▶ What the task asks: Go through the material below and copy each line where the word "FontFace" appears.

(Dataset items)
•••••

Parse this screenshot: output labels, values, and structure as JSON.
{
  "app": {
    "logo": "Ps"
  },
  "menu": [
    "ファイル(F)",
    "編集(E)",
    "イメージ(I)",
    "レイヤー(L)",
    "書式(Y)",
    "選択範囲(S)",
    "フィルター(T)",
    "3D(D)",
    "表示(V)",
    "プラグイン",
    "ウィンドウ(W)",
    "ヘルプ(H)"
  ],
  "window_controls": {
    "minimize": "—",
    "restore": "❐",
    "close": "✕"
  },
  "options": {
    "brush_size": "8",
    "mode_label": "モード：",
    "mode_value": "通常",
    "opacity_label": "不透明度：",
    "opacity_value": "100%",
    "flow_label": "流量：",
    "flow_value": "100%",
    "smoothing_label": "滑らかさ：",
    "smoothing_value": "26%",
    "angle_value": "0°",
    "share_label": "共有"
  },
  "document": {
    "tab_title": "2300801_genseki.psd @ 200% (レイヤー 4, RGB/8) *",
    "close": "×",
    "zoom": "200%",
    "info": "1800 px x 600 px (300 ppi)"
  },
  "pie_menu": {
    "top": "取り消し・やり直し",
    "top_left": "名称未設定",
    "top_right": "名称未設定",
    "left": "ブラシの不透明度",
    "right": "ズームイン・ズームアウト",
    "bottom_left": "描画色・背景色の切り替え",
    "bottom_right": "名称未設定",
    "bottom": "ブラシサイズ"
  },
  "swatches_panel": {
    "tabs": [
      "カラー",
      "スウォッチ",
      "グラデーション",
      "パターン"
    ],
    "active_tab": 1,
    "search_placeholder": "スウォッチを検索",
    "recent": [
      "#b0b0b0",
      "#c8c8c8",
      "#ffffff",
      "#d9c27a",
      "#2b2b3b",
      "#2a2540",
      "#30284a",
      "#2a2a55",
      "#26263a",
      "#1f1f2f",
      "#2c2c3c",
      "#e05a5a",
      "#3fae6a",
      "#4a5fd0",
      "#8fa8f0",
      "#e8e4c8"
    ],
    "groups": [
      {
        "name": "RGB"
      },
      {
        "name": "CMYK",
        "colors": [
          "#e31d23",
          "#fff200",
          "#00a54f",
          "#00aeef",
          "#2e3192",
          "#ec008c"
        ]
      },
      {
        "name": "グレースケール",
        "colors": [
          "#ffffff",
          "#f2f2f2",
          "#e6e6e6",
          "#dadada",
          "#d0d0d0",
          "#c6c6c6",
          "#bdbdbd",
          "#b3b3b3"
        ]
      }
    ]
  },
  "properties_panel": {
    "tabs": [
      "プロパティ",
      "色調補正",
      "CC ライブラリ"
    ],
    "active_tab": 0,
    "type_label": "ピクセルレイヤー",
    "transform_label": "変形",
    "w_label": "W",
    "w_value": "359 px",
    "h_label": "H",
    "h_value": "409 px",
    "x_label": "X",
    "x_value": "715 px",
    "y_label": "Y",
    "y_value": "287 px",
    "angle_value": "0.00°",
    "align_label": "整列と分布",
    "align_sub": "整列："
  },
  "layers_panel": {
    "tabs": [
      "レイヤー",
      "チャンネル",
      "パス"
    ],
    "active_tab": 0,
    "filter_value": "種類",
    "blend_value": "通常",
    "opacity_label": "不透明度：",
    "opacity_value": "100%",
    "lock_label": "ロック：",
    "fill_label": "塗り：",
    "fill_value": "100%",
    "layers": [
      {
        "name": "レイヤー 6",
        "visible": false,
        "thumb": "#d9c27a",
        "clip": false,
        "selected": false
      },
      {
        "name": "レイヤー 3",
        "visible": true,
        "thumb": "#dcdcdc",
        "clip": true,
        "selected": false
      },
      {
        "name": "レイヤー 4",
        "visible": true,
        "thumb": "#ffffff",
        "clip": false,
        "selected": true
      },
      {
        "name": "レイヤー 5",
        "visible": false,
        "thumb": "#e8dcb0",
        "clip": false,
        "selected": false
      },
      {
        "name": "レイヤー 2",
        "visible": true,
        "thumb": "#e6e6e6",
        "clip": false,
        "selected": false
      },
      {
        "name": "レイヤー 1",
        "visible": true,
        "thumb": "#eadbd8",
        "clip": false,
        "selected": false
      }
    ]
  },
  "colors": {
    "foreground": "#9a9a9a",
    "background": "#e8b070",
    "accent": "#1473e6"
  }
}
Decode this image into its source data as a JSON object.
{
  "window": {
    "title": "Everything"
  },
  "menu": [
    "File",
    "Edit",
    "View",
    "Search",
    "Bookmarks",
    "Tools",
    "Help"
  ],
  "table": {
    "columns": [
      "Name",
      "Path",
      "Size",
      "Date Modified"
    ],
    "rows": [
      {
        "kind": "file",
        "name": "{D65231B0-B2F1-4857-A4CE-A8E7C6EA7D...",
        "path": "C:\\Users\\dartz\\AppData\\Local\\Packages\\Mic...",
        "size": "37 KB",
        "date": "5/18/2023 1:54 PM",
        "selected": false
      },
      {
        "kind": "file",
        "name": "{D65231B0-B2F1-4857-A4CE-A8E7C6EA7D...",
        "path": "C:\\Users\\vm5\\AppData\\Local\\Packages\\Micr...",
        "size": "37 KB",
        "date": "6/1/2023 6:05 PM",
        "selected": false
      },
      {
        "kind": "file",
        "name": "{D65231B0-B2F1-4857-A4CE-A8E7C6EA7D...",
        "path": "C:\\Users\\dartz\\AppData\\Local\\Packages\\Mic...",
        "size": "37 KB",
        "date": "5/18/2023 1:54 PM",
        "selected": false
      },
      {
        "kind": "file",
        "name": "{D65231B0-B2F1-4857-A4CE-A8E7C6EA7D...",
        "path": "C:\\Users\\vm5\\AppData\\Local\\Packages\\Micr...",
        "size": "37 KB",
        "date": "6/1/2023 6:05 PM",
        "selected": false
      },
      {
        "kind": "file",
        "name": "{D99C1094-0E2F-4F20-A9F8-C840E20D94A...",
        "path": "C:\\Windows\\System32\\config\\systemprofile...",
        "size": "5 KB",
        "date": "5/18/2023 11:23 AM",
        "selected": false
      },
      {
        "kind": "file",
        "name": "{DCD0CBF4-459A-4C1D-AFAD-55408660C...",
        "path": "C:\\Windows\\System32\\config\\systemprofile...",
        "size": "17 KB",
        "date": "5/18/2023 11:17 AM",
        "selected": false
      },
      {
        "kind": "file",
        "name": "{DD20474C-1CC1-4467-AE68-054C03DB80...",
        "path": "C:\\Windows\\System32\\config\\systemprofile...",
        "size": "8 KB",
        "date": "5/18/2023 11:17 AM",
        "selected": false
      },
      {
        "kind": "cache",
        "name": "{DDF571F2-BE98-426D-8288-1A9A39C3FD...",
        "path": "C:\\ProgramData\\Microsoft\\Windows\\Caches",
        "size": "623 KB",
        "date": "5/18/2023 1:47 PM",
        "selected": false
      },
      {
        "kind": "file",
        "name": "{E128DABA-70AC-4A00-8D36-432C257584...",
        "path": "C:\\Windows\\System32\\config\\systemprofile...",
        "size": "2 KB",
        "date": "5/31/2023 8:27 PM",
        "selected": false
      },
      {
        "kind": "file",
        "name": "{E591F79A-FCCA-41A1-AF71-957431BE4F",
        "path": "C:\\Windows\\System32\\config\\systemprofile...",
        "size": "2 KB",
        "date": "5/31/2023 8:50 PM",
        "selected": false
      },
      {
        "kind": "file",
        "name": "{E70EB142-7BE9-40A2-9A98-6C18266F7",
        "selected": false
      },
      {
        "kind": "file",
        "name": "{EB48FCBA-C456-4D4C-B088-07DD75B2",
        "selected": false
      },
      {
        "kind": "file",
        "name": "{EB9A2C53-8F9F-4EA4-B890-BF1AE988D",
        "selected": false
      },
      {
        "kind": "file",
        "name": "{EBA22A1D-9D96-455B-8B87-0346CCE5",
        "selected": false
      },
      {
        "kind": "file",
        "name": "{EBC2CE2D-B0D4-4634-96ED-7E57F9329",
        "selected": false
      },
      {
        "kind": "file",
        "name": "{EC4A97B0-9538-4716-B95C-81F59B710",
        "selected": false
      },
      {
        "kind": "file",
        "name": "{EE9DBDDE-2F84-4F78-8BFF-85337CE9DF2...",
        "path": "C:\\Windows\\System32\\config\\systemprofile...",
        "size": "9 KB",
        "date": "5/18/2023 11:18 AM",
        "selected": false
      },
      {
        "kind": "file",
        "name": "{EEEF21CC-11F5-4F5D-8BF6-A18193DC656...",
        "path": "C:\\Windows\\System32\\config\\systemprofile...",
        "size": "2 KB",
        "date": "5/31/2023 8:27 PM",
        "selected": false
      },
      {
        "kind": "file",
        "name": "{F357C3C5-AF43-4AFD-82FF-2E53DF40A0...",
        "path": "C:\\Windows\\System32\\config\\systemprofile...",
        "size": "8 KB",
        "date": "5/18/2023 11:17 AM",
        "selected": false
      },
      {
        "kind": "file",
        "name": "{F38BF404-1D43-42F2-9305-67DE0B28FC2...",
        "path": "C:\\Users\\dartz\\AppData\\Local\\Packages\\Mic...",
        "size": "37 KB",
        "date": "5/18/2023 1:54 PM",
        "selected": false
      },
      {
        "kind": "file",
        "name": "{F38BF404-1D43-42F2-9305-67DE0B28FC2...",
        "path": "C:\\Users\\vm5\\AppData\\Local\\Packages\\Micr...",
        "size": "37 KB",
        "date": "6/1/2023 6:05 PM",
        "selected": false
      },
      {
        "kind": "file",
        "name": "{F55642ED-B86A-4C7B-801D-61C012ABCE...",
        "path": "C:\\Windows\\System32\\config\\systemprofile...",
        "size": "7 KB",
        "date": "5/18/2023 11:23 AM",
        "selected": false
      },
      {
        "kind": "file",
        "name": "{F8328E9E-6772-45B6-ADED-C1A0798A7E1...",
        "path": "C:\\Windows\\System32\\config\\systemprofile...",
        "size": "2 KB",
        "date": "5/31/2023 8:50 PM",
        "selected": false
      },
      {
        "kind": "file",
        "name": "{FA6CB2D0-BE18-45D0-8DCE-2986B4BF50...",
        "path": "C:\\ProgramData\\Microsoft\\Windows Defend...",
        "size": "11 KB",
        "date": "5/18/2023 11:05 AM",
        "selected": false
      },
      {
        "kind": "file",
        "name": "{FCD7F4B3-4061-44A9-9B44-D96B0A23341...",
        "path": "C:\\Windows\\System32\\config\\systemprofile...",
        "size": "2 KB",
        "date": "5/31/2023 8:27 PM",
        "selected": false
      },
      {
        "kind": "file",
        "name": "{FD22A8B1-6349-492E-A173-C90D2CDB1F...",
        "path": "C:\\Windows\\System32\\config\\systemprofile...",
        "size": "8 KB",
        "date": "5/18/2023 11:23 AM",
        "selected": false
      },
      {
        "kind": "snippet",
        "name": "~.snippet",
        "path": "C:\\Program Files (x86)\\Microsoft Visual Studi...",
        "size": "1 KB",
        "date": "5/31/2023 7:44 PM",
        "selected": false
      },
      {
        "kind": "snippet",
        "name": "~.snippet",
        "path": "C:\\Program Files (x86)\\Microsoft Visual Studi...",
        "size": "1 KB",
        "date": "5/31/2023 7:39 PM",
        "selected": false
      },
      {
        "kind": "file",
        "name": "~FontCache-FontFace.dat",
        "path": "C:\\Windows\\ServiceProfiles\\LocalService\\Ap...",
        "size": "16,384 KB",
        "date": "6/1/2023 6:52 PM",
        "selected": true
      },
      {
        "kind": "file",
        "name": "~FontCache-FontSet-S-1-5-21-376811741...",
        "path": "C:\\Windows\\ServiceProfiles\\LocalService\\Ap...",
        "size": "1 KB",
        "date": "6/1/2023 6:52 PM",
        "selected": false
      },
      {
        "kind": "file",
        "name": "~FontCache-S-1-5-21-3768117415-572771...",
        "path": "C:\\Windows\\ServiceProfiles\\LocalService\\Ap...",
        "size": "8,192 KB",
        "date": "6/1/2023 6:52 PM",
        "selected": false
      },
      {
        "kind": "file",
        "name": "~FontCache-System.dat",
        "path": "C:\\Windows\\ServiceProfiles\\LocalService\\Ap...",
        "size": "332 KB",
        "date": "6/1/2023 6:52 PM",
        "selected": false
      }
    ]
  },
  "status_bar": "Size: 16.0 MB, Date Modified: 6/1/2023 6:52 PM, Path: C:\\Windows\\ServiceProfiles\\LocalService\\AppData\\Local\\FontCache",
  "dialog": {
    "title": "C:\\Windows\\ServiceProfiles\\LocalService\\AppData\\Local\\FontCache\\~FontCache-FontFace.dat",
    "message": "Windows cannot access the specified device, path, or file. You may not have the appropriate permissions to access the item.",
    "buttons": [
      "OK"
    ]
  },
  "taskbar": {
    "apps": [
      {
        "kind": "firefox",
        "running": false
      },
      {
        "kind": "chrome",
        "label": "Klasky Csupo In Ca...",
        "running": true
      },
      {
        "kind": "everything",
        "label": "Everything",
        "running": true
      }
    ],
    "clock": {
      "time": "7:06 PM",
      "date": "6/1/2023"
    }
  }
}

•••••

▶ Solution below:
        "name": "~FontCache-FontFace.dat",
    "title": "C:\\Windows\\ServiceProfiles\\LocalService\\AppData\\Local\\FontCache\\~FontCache-FontFace.dat",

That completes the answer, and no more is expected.